[Chart and figure data]
———
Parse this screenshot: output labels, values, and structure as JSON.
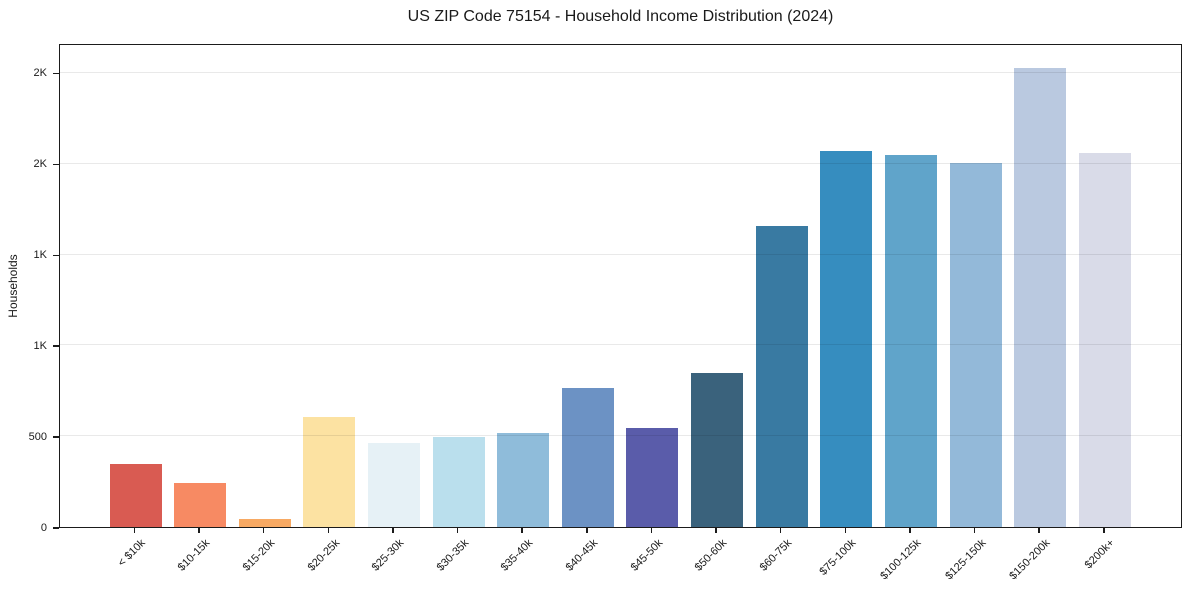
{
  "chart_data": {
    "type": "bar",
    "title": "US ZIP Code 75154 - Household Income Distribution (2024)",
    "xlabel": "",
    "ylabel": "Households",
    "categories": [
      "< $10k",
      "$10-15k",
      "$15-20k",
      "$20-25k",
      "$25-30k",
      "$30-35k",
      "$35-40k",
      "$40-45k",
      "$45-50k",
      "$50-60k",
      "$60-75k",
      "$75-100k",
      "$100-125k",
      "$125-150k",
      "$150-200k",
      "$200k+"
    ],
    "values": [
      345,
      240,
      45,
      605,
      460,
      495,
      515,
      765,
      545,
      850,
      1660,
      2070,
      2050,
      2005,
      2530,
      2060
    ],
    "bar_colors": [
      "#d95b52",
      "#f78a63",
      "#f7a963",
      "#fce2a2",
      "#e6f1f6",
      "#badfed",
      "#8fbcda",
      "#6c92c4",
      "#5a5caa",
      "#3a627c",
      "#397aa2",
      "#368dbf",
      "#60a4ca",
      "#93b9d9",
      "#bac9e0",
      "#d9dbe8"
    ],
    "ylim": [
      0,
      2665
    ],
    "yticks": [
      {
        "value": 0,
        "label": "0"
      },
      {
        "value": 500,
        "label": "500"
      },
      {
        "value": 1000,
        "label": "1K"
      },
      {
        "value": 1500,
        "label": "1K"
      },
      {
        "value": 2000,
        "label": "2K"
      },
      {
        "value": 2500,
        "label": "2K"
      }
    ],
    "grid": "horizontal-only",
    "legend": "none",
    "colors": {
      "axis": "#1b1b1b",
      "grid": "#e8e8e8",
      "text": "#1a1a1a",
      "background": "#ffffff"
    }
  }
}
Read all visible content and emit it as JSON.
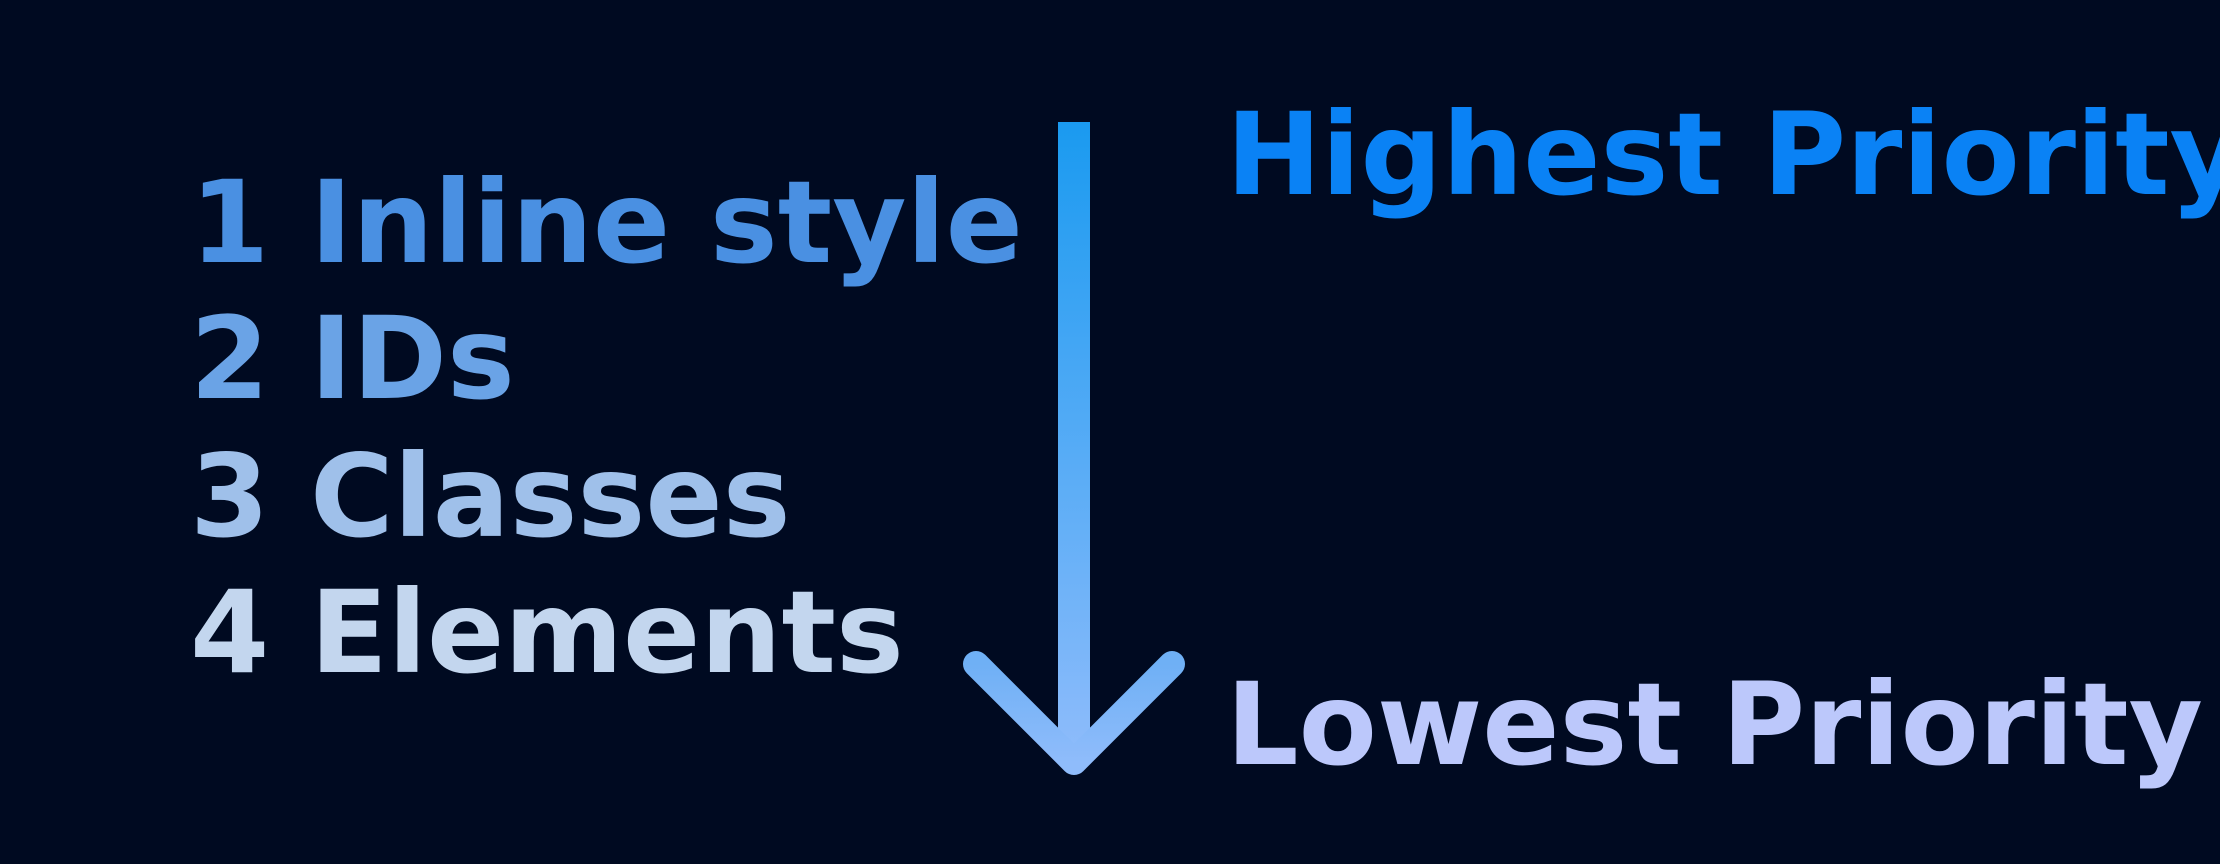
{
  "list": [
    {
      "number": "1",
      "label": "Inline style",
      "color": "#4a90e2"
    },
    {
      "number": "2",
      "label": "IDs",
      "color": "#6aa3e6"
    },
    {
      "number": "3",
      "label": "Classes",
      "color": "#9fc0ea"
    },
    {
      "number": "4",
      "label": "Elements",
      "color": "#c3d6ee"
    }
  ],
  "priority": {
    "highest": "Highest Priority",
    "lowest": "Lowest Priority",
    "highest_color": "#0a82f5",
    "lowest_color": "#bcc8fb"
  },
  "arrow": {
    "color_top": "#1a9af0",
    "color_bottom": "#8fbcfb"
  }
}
———
Work to complete
Every entry should be returned exactly as written, minus the pictures.

Reply to the task
Parse this screenshot: output labels, values, and structure as JSON.
{
  "chart_data": {
    "type": "bar",
    "title": "US ZIP Code 75154 - Household Income Distribution (2024)",
    "xlabel": "",
    "ylabel": "Households",
    "categories": [
      "< $10k",
      "$10-15k",
      "$15-20k",
      "$20-25k",
      "$25-30k",
      "$30-35k",
      "$35-40k",
      "$40-45k",
      "$45-50k",
      "$50-60k",
      "$60-75k",
      "$75-100k",
      "$100-125k",
      "$125-150k",
      "$150-200k",
      "$200k+"
    ],
    "values": [
      345,
      240,
      45,
      605,
      460,
      495,
      515,
      765,
      545,
      850,
      1660,
      2070,
      2050,
      2005,
      2530,
      2060
    ],
    "bar_colors": [
      "#d95b52",
      "#f78a63",
      "#f7a963",
      "#fce2a2",
      "#e6f1f6",
      "#badfed",
      "#8fbcda",
      "#6c92c4",
      "#5a5caa",
      "#3a627c",
      "#397aa2",
      "#368dbf",
      "#60a4ca",
      "#93b9d9",
      "#bac9e0",
      "#d9dbe8"
    ],
    "ylim": [
      0,
      2665
    ],
    "yticks": [
      {
        "value": 0,
        "label": "0"
      },
      {
        "value": 500,
        "label": "500"
      },
      {
        "value": 1000,
        "label": "1K"
      },
      {
        "value": 1500,
        "label": "1K"
      },
      {
        "value": 2000,
        "label": "2K"
      },
      {
        "value": 2500,
        "label": "2K"
      }
    ],
    "grid": "horizontal-only",
    "legend": "none",
    "colors": {
      "axis": "#1b1b1b",
      "grid": "#e8e8e8",
      "text": "#1a1a1a",
      "background": "#ffffff"
    }
  }
}
Read all visible content and emit it as JSON.
{
  "list": [
    {
      "number": "1",
      "label": "Inline style",
      "color": "#4a90e2"
    },
    {
      "number": "2",
      "label": "IDs",
      "color": "#6aa3e6"
    },
    {
      "number": "3",
      "label": "Classes",
      "color": "#9fc0ea"
    },
    {
      "number": "4",
      "label": "Elements",
      "color": "#c3d6ee"
    }
  ],
  "priority": {
    "highest": "Highest Priority",
    "lowest": "Lowest Priority",
    "highest_color": "#0a82f5",
    "lowest_color": "#bcc8fb"
  },
  "arrow": {
    "color_top": "#1a9af0",
    "color_bottom": "#8fbcfb"
  }
}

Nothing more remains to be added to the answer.